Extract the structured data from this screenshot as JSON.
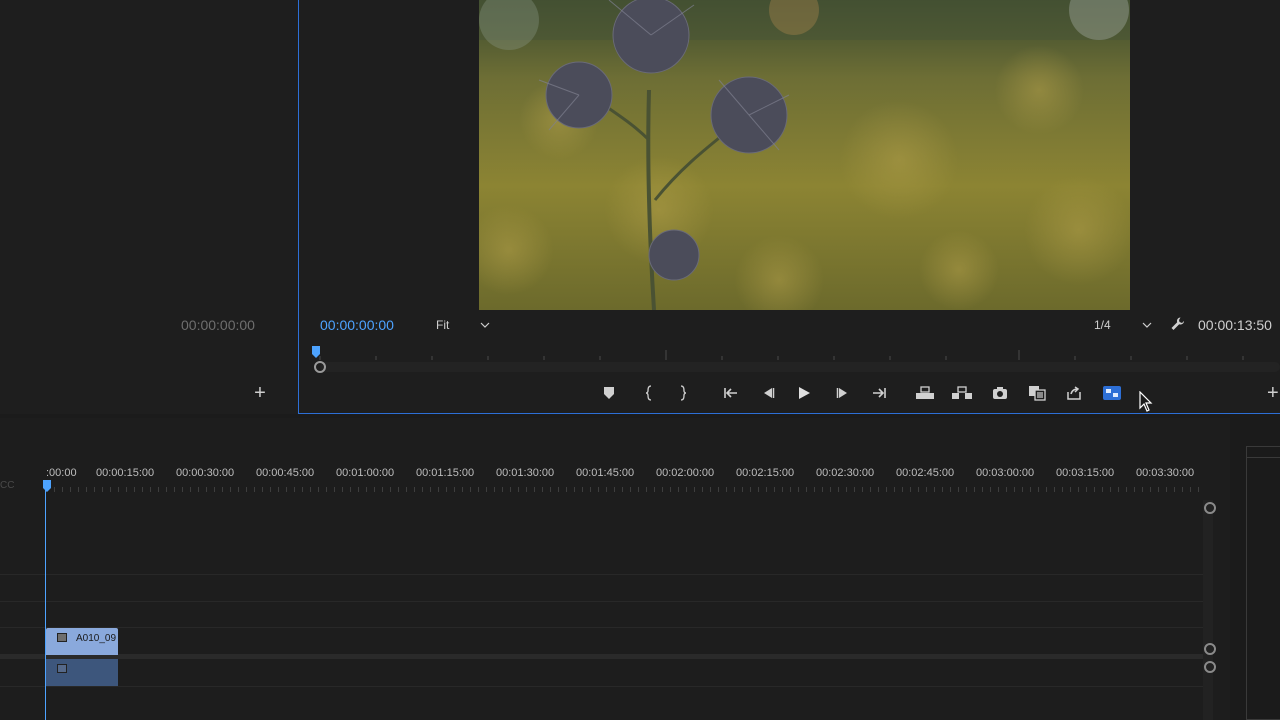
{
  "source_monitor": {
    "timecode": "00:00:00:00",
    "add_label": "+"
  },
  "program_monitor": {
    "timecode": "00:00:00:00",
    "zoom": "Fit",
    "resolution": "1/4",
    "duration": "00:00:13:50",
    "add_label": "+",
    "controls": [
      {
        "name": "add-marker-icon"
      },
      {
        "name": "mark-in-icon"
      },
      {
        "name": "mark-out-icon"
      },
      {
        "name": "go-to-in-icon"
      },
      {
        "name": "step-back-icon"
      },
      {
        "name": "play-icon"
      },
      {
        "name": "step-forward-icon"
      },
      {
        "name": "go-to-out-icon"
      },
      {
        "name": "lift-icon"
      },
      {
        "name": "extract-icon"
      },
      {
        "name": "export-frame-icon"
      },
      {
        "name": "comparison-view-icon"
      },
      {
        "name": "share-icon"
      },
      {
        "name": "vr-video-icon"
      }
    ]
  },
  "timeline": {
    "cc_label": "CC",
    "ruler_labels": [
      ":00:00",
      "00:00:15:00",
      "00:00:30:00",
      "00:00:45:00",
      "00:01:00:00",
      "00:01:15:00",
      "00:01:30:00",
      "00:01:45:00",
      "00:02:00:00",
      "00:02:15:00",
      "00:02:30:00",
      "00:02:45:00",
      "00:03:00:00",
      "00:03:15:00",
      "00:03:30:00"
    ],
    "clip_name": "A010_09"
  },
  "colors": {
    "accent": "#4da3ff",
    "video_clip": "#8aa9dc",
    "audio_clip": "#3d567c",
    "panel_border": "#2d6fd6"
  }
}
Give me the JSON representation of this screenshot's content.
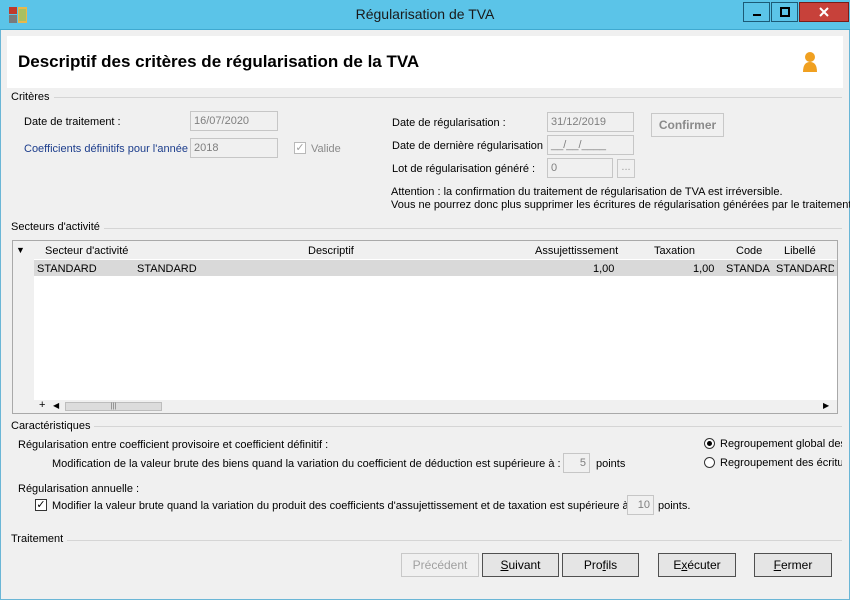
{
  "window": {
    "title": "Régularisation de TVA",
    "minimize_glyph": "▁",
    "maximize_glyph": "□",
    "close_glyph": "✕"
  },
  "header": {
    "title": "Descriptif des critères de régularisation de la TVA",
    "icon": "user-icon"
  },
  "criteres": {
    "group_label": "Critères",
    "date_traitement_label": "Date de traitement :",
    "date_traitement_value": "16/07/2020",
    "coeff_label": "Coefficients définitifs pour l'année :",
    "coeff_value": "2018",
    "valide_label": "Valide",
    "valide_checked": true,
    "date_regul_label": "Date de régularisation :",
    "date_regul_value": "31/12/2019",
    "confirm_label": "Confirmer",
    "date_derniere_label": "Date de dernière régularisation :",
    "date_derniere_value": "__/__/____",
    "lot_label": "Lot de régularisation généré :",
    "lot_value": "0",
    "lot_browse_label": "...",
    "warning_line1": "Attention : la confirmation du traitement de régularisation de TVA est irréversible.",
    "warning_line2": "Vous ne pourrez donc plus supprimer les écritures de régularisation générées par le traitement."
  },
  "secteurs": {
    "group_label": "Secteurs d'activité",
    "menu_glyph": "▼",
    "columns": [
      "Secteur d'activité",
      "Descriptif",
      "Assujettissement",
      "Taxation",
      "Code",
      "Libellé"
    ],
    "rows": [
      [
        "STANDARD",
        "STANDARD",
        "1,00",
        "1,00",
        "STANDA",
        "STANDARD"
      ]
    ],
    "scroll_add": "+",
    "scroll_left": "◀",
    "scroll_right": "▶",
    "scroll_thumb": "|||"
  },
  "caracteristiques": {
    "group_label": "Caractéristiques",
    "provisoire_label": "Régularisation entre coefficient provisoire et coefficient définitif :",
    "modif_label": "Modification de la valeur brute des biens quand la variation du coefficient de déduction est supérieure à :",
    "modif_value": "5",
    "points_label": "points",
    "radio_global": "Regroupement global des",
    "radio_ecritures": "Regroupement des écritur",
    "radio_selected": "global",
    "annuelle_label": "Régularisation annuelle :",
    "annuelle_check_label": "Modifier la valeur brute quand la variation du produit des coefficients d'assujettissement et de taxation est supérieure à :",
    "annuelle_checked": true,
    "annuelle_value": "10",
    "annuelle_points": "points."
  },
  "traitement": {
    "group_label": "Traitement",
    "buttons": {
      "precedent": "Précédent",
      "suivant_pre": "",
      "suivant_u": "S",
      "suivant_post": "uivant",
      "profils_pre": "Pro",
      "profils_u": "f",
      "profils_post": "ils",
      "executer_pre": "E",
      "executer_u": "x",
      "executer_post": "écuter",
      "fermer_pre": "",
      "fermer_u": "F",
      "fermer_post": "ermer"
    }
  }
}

==

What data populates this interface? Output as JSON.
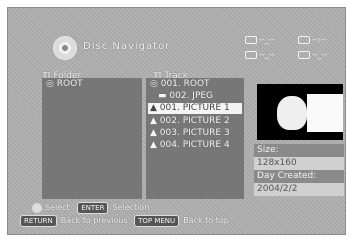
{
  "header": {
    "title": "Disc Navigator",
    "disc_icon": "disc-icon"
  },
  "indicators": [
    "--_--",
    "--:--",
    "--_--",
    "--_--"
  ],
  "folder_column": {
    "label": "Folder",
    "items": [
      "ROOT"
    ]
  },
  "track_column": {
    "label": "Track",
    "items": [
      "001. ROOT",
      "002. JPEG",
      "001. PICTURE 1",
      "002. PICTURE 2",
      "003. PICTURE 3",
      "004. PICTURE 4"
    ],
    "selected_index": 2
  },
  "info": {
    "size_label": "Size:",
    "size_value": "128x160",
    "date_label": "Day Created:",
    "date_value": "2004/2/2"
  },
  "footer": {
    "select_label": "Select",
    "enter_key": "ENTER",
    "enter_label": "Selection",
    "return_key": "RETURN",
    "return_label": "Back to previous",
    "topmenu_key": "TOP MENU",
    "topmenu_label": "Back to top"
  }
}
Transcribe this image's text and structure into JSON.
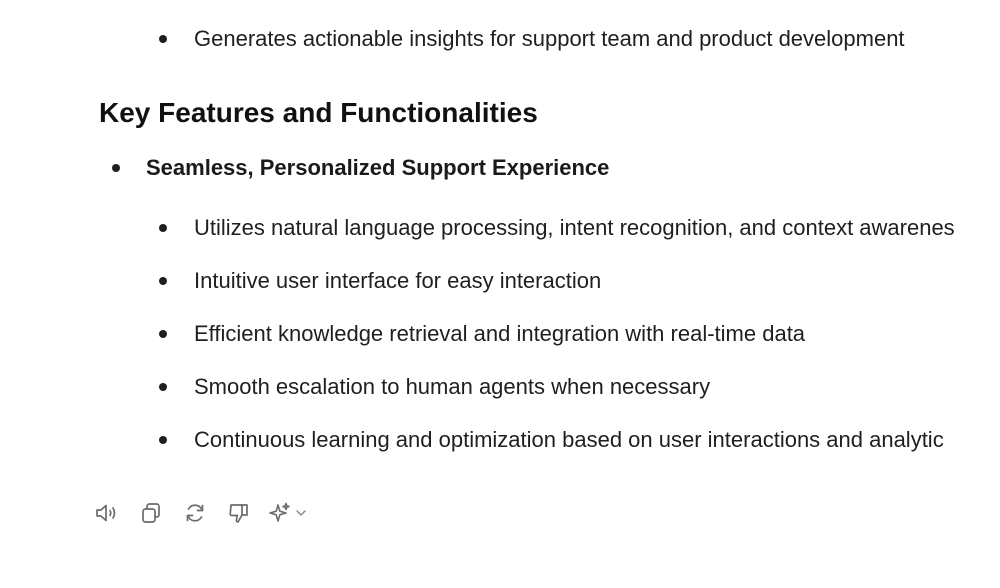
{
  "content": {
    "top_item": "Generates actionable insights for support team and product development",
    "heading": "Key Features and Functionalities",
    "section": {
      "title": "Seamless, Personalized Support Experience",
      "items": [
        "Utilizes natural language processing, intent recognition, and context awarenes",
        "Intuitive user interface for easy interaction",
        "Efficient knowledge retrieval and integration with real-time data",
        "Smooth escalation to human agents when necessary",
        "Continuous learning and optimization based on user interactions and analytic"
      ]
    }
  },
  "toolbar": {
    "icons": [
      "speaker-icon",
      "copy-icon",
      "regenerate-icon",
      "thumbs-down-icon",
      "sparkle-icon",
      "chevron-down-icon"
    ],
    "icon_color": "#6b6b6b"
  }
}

---

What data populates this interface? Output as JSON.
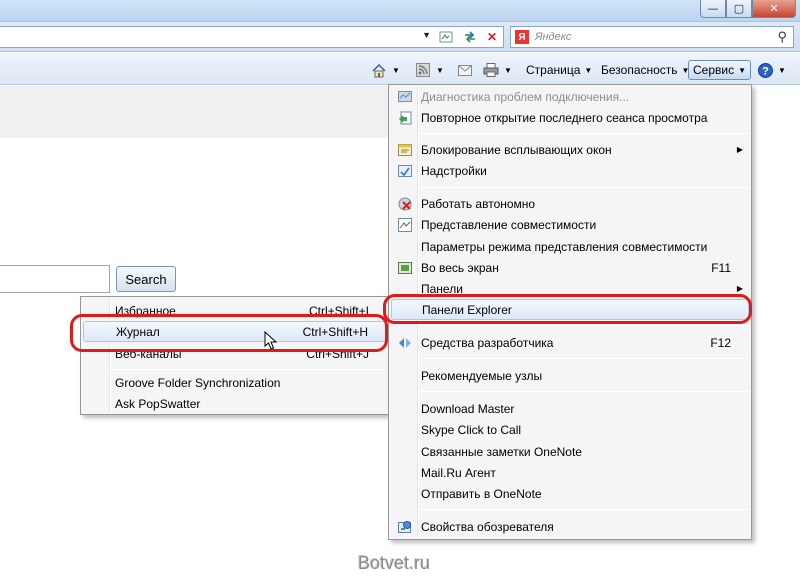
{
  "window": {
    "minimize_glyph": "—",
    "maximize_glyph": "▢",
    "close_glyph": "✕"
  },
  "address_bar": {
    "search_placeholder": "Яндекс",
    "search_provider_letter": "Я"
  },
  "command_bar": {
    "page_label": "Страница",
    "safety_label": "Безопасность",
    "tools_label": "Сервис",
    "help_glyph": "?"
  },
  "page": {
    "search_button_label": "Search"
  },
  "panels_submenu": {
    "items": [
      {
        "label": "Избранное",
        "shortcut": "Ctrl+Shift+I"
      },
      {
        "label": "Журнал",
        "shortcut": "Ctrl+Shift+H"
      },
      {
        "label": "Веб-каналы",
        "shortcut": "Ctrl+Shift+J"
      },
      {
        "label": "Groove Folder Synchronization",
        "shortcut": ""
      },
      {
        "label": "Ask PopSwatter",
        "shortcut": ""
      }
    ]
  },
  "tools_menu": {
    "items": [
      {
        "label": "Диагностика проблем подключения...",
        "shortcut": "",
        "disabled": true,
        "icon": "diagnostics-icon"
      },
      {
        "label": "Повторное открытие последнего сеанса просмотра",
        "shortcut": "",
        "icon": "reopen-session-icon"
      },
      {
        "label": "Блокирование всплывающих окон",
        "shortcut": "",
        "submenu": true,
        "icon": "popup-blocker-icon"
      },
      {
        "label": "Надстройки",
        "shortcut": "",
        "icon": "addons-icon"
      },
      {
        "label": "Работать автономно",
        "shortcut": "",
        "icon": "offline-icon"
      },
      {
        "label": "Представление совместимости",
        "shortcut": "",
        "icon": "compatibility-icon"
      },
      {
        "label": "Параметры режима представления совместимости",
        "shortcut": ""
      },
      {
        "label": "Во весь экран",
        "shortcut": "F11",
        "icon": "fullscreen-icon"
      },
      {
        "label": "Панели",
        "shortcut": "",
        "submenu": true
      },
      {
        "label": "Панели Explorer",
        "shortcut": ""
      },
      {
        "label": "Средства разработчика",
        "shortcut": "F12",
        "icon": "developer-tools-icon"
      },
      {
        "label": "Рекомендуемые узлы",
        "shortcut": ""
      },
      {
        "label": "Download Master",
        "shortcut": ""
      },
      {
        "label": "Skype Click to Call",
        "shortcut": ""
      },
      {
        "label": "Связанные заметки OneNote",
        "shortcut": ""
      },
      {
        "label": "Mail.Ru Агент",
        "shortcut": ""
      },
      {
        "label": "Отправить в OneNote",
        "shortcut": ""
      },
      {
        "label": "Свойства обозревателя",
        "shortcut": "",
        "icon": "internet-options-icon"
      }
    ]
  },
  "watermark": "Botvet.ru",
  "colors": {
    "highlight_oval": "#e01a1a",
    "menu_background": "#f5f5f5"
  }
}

:: REQUIRED WORK ::
Gather each line of the listing that holds the string "activité".

:: ANSWER IN FULL ::
    "group_label": "Secteurs d'activité",
      "Secteur d'activité",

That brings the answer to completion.